§ **SHORT PROBLEM**: In the listing below, locate the lines bearing the word "letter". Copy every one of them.

§ **PROVIDED MATERIAL**:
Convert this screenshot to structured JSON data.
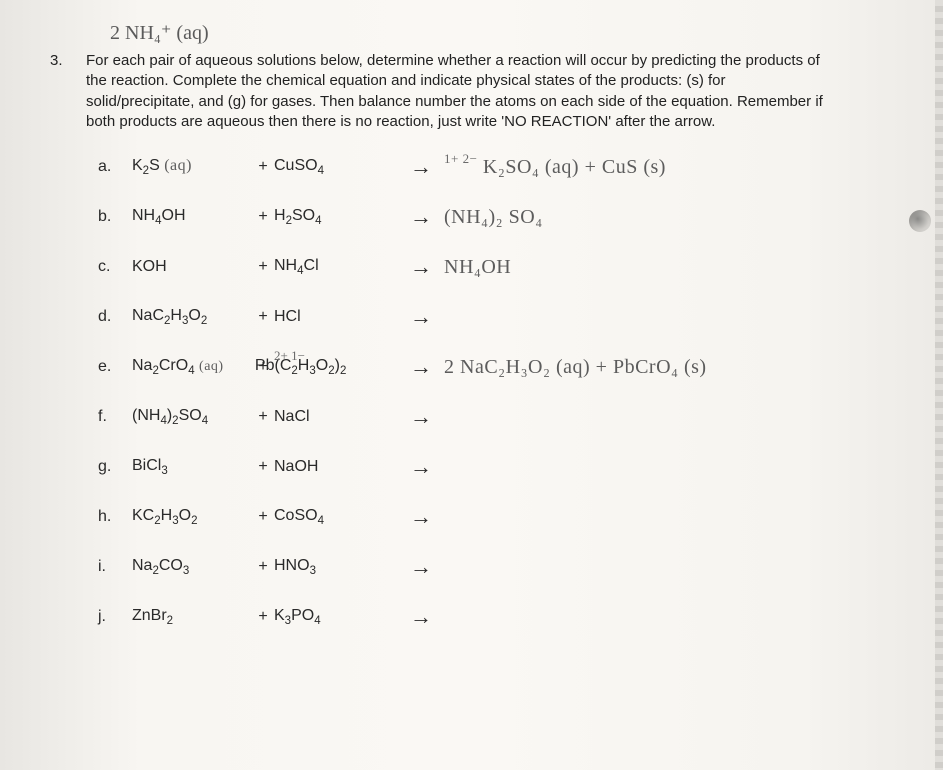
{
  "header_handwriting": "2 NH₄⁺ (aq)",
  "question": {
    "number": "3.",
    "text": "For each pair of aqueous solutions below, determine whether a reaction will occur by predicting the products of the reaction. Complete the chemical equation and indicate physical states of the products: (s) for solid/precipitate, and (g) for gases. Then balance number the atoms on each side of the equation. Remember if both products are aqueous then there is no reaction, just write 'NO REACTION' after the arrow."
  },
  "rows": [
    {
      "letter": "a.",
      "r1": "K₂S (aq)",
      "r2": "CuSO₄",
      "hand": "K₂SO₄ (aq) + CuS (s)",
      "sup": "1+   2−"
    },
    {
      "letter": "b.",
      "r1": "NH₄OH",
      "r2": "H₂SO₄",
      "hand": "(NH₄)₂ SO₄",
      "sup": ""
    },
    {
      "letter": "c.",
      "r1": "KOH",
      "r2": "NH₄Cl",
      "hand": "NH₄OH",
      "sup": ""
    },
    {
      "letter": "d.",
      "r1": "NaC₂H₃O₂",
      "r2": "HCl",
      "hand": "",
      "sup": ""
    },
    {
      "letter": "e.",
      "r1": "Na₂CrO₄",
      "r2": "Pb(C₂H₃O₂)₂",
      "hand": "2 NaC₂H₃O₂ (aq) + PbCrO₄ (s)",
      "sup": "2+   1−"
    },
    {
      "letter": "f.",
      "r1": "(NH₄)₂SO₄",
      "r2": "NaCl",
      "hand": "",
      "sup": ""
    },
    {
      "letter": "g.",
      "r1": "BiCl₃",
      "r2": "NaOH",
      "hand": "",
      "sup": ""
    },
    {
      "letter": "h.",
      "r1": "KC₂H₃O₂",
      "r2": "CoSO₄",
      "hand": "",
      "sup": ""
    },
    {
      "letter": "i.",
      "r1": "Na₂CO₃",
      "r2": "HNO₃",
      "hand": "",
      "sup": ""
    },
    {
      "letter": "j.",
      "r1": "ZnBr₂",
      "r2": "K₃PO₄",
      "hand": "",
      "sup": ""
    }
  ],
  "hand_aq_note_a": "(aq)",
  "hand_aq_note_e": "(aq)"
}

§ **TASK SOLUTION**:
      "letter": "a.",
      "letter": "b.",
      "letter": "c.",
      "letter": "d.",
      "letter": "e.",
      "letter": "f.",
      "letter": "g.",
      "letter": "h.",
      "letter": "i.",
      "letter": "j.",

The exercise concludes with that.